▶ _YOUR GOAL_
Sort through the data and copy the lines holding the word "reaction".

▼▼▼

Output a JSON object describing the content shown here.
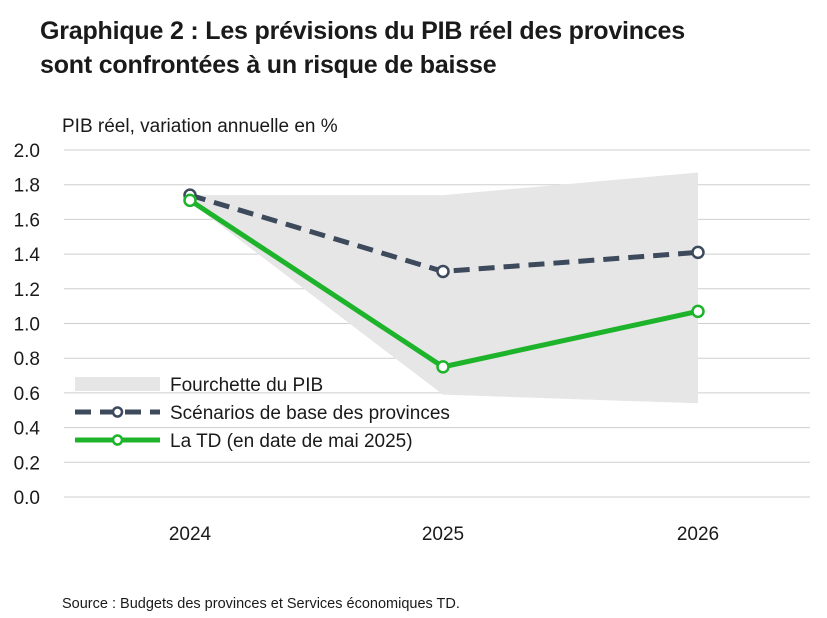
{
  "title": {
    "line1": "Graphique 2 : Les prévisions du PIB réel des provinces",
    "line2": "sont confrontées à un risque de baisse"
  },
  "source": "Source : Budgets des provinces et Services économiques TD.",
  "colors": {
    "range_fill": "#e6e6e6",
    "baseline_line": "#3d4a5c",
    "td_line": "#1db32a",
    "grid": "#cfcfcf",
    "text": "#1a1a1a"
  },
  "chart_data": {
    "type": "line",
    "ylabel": "PIB réel, variation annuelle en %",
    "xlabel": "",
    "ylim": [
      0,
      2
    ],
    "yticks": [
      "0.0",
      "0.2",
      "0.4",
      "0.6",
      "0.8",
      "1.0",
      "1.2",
      "1.4",
      "1.6",
      "1.8",
      "2.0"
    ],
    "categories": [
      "2024",
      "2025",
      "2026"
    ],
    "grid": true,
    "legend_position": "bottom-left",
    "range": {
      "name": "Fourchette du PIB",
      "low": [
        1.7,
        0.59,
        0.54
      ],
      "high": [
        1.74,
        1.74,
        1.87
      ]
    },
    "series": [
      {
        "name": "Scénarios de base des provinces",
        "style": "dashed",
        "values": [
          1.74,
          1.3,
          1.41
        ]
      },
      {
        "name": "La TD (en date de mai 2025)",
        "style": "solid",
        "values": [
          1.71,
          0.75,
          1.07
        ]
      }
    ]
  }
}
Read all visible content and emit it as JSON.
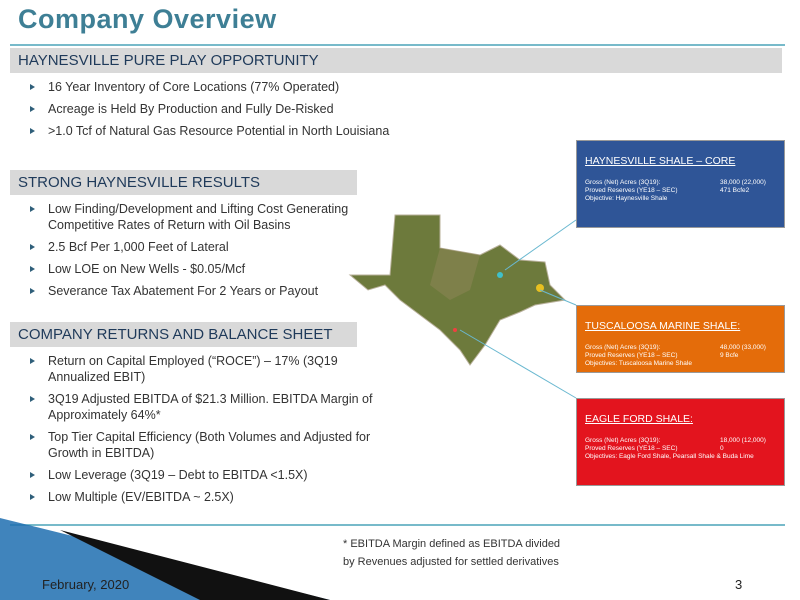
{
  "title": "Company Overview",
  "sections": [
    {
      "heading": "HAYNESVILLE PURE PLAY OPPORTUNITY",
      "bullets": [
        "16 Year Inventory of Core Locations (77% Operated)",
        "Acreage is Held By Production and Fully De-Risked",
        ">1.0 Tcf of Natural Gas Resource Potential in North Louisiana"
      ]
    },
    {
      "heading": "STRONG HAYNESVILLE RESULTS",
      "bullets": [
        "Low Finding/Development and Lifting Cost Generating Competitive Rates of Return with Oil Basins",
        "2.5 Bcf Per 1,000 Feet of Lateral",
        "Low LOE on New Wells - $0.05/Mcf",
        "Severance Tax Abatement For 2 Years or Payout"
      ]
    },
    {
      "heading": "COMPANY RETURNS AND BALANCE SHEET",
      "bullets": [
        "Return on Capital Employed (“ROCE”) – 17% (3Q19 Annualized EBIT)",
        "3Q19 Adjusted EBITDA of $21.3 Million. EBITDA Margin of Approximately 64%*",
        "Top Tier Capital Efficiency (Both Volumes and Adjusted for Growth in EBITDA)",
        "Low Leverage (3Q19 – Debt to EBITDA <1.5X)",
        "Low Multiple (EV/EBITDA  ~ 2.5X)"
      ]
    }
  ],
  "callouts": [
    {
      "title": "HAYNESVILLE SHALE – CORE",
      "rows": [
        [
          "Gross (Net) Acres (3Q19):",
          "38,000 (22,000)"
        ],
        [
          "Proved Reserves (YE18 – SEC)",
          "471 Bcfe2"
        ]
      ],
      "objective": "Objective: Haynesville Shale"
    },
    {
      "title": "TUSCALOOSA MARINE SHALE:",
      "rows": [
        [
          "Gross (Net) Acres (3Q19):",
          "48,000 (33,000)"
        ],
        [
          "Proved Reserves (YE18 – SEC)",
          "9 Bcfe"
        ]
      ],
      "objective": "Objectives: Tuscaloosa Marine Shale"
    },
    {
      "title": "EAGLE FORD SHALE:",
      "rows": [
        [
          "Gross (Net) Acres (3Q19):",
          "18,000 (12,000)"
        ],
        [
          "Proved Reserves (YE18 – SEC)",
          "0"
        ]
      ],
      "objective": "Objectives: Eagle Ford Shale, Pearsall Shale & Buda Lime"
    }
  ],
  "footnote": [
    "* EBITDA Margin defined as EBITDA divided",
    "by Revenues adjusted for settled derivatives"
  ],
  "footer": {
    "date": "February, 2020",
    "page": "3"
  }
}
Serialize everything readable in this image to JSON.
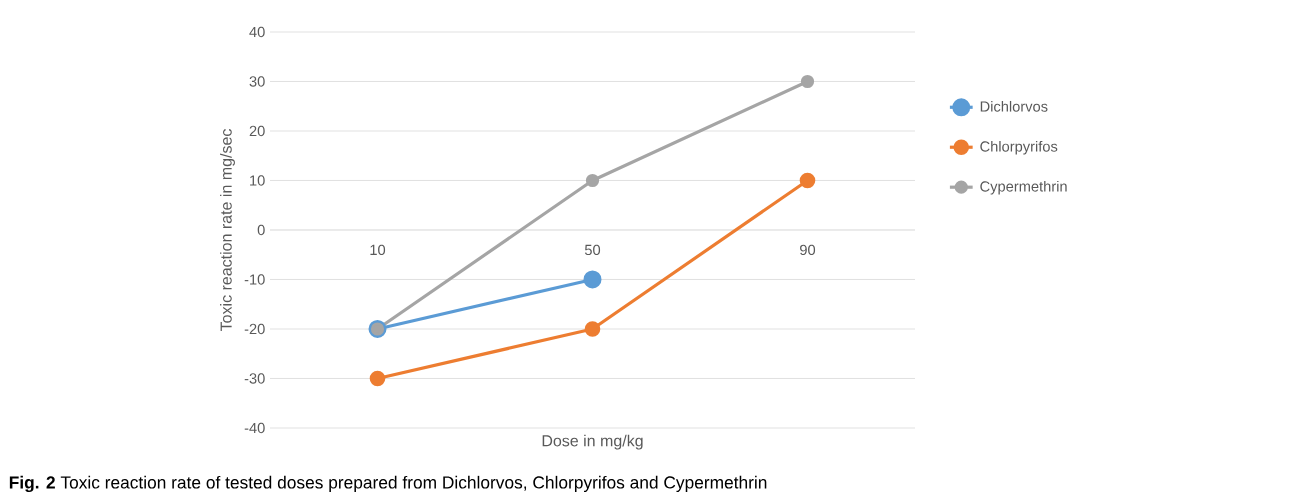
{
  "chart_data": {
    "type": "line",
    "xlabel": "Dose in mg/kg",
    "ylabel": "Toxic reaction rate in mg/sec",
    "categories": [
      "10",
      "50",
      "90"
    ],
    "series": [
      {
        "name": "Dichlorvos",
        "color": "#5b9bd5",
        "values": [
          -20,
          -10,
          null
        ]
      },
      {
        "name": "Chlorpyrifos",
        "color": "#ed7d31",
        "values": [
          -30,
          -20,
          10
        ]
      },
      {
        "name": "Cypermethrin",
        "color": "#a5a5a5",
        "values": [
          -20,
          10,
          30
        ]
      }
    ],
    "ylim": [
      -40,
      40
    ],
    "yticks": [
      -40,
      -30,
      -20,
      -10,
      0,
      10,
      20,
      30,
      40
    ],
    "grid": "y",
    "legend": "right",
    "marker": "circle",
    "line_style": "solid",
    "annotations": [
      "**Fig. 2** Toxic reaction rate of tested doses prepared from Dichlorvos, Chlorpyrifos and Cypermethrin"
    ]
  }
}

▲▲▲

▶ _RESULT OF THE TASK_
    "ylabel": "Toxic reaction rate in mg/sec",
      "**Fig. 2** Toxic reaction rate of tested doses prepared from Dichlorvos, Chlorpyrifos and Cypermethrin"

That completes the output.